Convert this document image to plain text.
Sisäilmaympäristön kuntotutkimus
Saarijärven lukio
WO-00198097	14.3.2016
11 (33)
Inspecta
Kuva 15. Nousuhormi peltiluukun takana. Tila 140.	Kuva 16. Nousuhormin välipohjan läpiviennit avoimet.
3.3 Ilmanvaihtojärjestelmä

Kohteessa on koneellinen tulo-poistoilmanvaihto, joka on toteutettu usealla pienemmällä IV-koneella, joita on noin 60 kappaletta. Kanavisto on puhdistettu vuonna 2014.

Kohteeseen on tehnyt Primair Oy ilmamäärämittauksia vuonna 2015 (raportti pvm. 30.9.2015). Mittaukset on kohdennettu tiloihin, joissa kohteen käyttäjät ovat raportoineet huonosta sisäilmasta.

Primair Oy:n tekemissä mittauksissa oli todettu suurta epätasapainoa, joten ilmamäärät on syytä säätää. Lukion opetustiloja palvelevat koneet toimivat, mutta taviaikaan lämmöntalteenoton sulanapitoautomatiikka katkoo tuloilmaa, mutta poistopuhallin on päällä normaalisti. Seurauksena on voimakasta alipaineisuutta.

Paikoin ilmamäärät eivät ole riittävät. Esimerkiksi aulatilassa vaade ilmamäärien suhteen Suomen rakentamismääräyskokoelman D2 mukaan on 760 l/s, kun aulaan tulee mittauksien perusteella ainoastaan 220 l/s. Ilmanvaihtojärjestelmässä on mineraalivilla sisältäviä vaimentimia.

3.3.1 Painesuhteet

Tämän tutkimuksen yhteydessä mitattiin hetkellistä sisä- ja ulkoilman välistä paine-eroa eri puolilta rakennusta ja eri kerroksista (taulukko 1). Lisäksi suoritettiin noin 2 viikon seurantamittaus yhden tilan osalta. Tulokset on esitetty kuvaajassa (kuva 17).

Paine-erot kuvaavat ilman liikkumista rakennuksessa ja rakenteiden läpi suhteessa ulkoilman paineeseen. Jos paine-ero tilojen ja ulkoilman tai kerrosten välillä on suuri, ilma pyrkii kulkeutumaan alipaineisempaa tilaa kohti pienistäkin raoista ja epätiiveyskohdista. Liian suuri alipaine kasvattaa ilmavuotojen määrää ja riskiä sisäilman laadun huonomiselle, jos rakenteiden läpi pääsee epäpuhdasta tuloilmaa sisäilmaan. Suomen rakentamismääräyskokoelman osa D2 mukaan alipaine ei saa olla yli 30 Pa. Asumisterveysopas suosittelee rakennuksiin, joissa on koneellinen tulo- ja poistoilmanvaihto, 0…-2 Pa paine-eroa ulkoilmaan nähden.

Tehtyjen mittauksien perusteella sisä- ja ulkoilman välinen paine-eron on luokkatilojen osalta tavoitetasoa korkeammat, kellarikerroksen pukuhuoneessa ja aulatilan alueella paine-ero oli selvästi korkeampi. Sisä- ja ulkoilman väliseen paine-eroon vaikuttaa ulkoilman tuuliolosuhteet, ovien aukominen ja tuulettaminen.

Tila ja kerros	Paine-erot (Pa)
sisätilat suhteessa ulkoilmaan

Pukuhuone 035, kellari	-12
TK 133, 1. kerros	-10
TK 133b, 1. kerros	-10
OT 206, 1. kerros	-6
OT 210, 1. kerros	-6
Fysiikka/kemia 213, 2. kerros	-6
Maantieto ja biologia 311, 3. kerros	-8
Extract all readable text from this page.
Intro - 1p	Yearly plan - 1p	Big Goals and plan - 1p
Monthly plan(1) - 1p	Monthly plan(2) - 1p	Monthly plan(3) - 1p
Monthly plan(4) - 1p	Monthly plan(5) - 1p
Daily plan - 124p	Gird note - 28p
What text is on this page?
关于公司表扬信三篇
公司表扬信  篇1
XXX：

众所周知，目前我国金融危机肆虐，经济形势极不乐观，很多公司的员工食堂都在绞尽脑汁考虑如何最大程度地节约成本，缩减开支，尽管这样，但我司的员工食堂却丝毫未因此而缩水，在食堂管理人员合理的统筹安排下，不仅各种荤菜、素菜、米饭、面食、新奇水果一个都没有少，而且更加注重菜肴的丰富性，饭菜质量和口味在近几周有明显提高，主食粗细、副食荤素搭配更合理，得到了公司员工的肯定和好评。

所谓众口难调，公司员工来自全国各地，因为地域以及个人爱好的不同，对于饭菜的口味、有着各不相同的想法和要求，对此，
§ §
- [The problem]: Print the records above in full, exactly.

- [Task solution]:
Convert this document image to plain text.
Sisäilmaympäristön kuntotutkimus
Saarijärven lukio
WO-00198097	14.3.2016
11 (33)
Inspecta
Kuva 15. Nousuhormi peltiluukun takana. Tila 140.	Kuva 16. Nousuhormin välipohjan läpiviennit avoimet.
3.3 Ilmanvaihtojärjestelmä

Kohteessa on koneellinen tulo-poistoilmanvaihto, joka on toteutettu usealla pienemmällä IV-koneella, joita on noin 60 kappaletta. Kanavisto on puhdistettu vuonna 2014.

Kohteeseen on tehnyt Primair Oy ilmamäärämittauksia vuonna 2015 (raportti pvm. 30.9.2015). Mittaukset on kohdennettu tiloihin, joissa kohteen käyttäjät ovat raportoineet huonosta sisäilmasta.

Primair Oy:n tekemissä mittauksissa oli todettu suurta epätasapainoa, joten ilmamäärät on syytä säätää. Lukion opetustiloja palvelevat koneet toimivat, mutta taviaikaan lämmöntalteenoton sulanapitoautomatiikka katkoo tuloilmaa, mutta poistopuhallin on päällä normaalisti. Seurauksena on voimakasta alipaineisuutta.

Paikoin ilmamäärät eivät ole riittävät. Esimerkiksi aulatilassa vaade ilmamäärien suhteen Suomen rakentamismääräyskokoelman D2 mukaan on 760 l/s, kun aulaan tulee mittauksien perusteella ainoastaan 220 l/s. Ilmanvaihtojärjestelmässä on mineraalivilla sisältäviä vaimentimia.

3.3.1 Painesuhteet

Tämän tutkimuksen yhteydessä mitattiin hetkellistä sisä- ja ulkoilman välistä paine-eroa eri puolilta rakennusta ja eri kerroksista (taulukko 1). Lisäksi suoritettiin noin 2 viikon seurantamittaus yhden tilan osalta. Tulokset on esitetty kuvaajassa (kuva 17).

Paine-erot kuvaavat ilman liikkumista rakennuksessa ja rakenteiden läpi suhteessa ulkoilman paineeseen. Jos paine-ero tilojen ja ulkoilman tai kerrosten välillä on suuri, ilma pyrkii kulkeutumaan alipaineisempaa tilaa kohti pienistäkin raoista ja epätiiveyskohdista. Liian suuri alipaine kasvattaa ilmavuotojen määrää ja riskiä sisäilman laadun huonomiselle, jos rakenteiden läpi pääsee epäpuhdasta tuloilmaa sisäilmaan. Suomen rakentamismääräyskokoelman osa D2 mukaan alipaine ei saa olla yli 30 Pa. Asumisterveysopas suosittelee rakennuksiin, joissa on koneellinen tulo- ja poistoilmanvaihto, 0…-2 Pa paine-eroa ulkoilmaan nähden.

Tehtyjen mittauksien perusteella sisä- ja ulkoilman välinen paine-eron on luokkatilojen osalta tavoitetasoa korkeammat, kellarikerroksen pukuhuoneessa ja aulatilan alueella paine-ero oli selvästi korkeampi. Sisä- ja ulkoilman väliseen paine-eroon vaikuttaa ulkoilman tuuliolosuhteet, ovien aukominen ja tuulettaminen.

Tila ja kerros	Paine-erot (Pa)
sisätilat suhteessa ulkoilmaan

Pukuhuone 035, kellari	-12
TK 133, 1. kerros	-10
TK 133b, 1. kerros	-10
OT 206, 1. kerros	-6
OT 210, 1. kerros	-6
Fysiikka/kemia 213, 2. kerros	-6
Maantieto ja biologia 311, 3. kerros	-8
Extract all readable text from this page.
Intro - 1p	Yearly plan - 1p	Big Goals and plan - 1p
Monthly plan(1) - 1p	Monthly plan(2) - 1p	Monthly plan(3) - 1p
Monthly plan(4) - 1p	Monthly plan(5) - 1p
Daily plan - 124p	Gird note - 28p
What text is on this page?
关于公司表扬信三篇
公司表扬信  篇1
XXX：

众所周知，目前我国金融危机肆虐，经济形势极不乐观，很多公司的员工食堂都在绞尽脑汁考虑如何最大程度地节约成本，缩减开支，尽管这样，但我司的员工食堂却丝毫未因此而缩水，在食堂管理人员合理的统筹安排下，不仅各种荤菜、素菜、米饭、面食、新奇水果一个都没有少，而且更加注重菜肴的丰富性，饭菜质量和口味在近几周有明显提高，主食粗细、副食荤素搭配更合理，得到了公司员工的肯定和好评。

所谓众口难调，公司员工来自全国各地，因为地域以及个人爱好的不同，对于饭菜的口味、有着各不相同的想法和要求，对此，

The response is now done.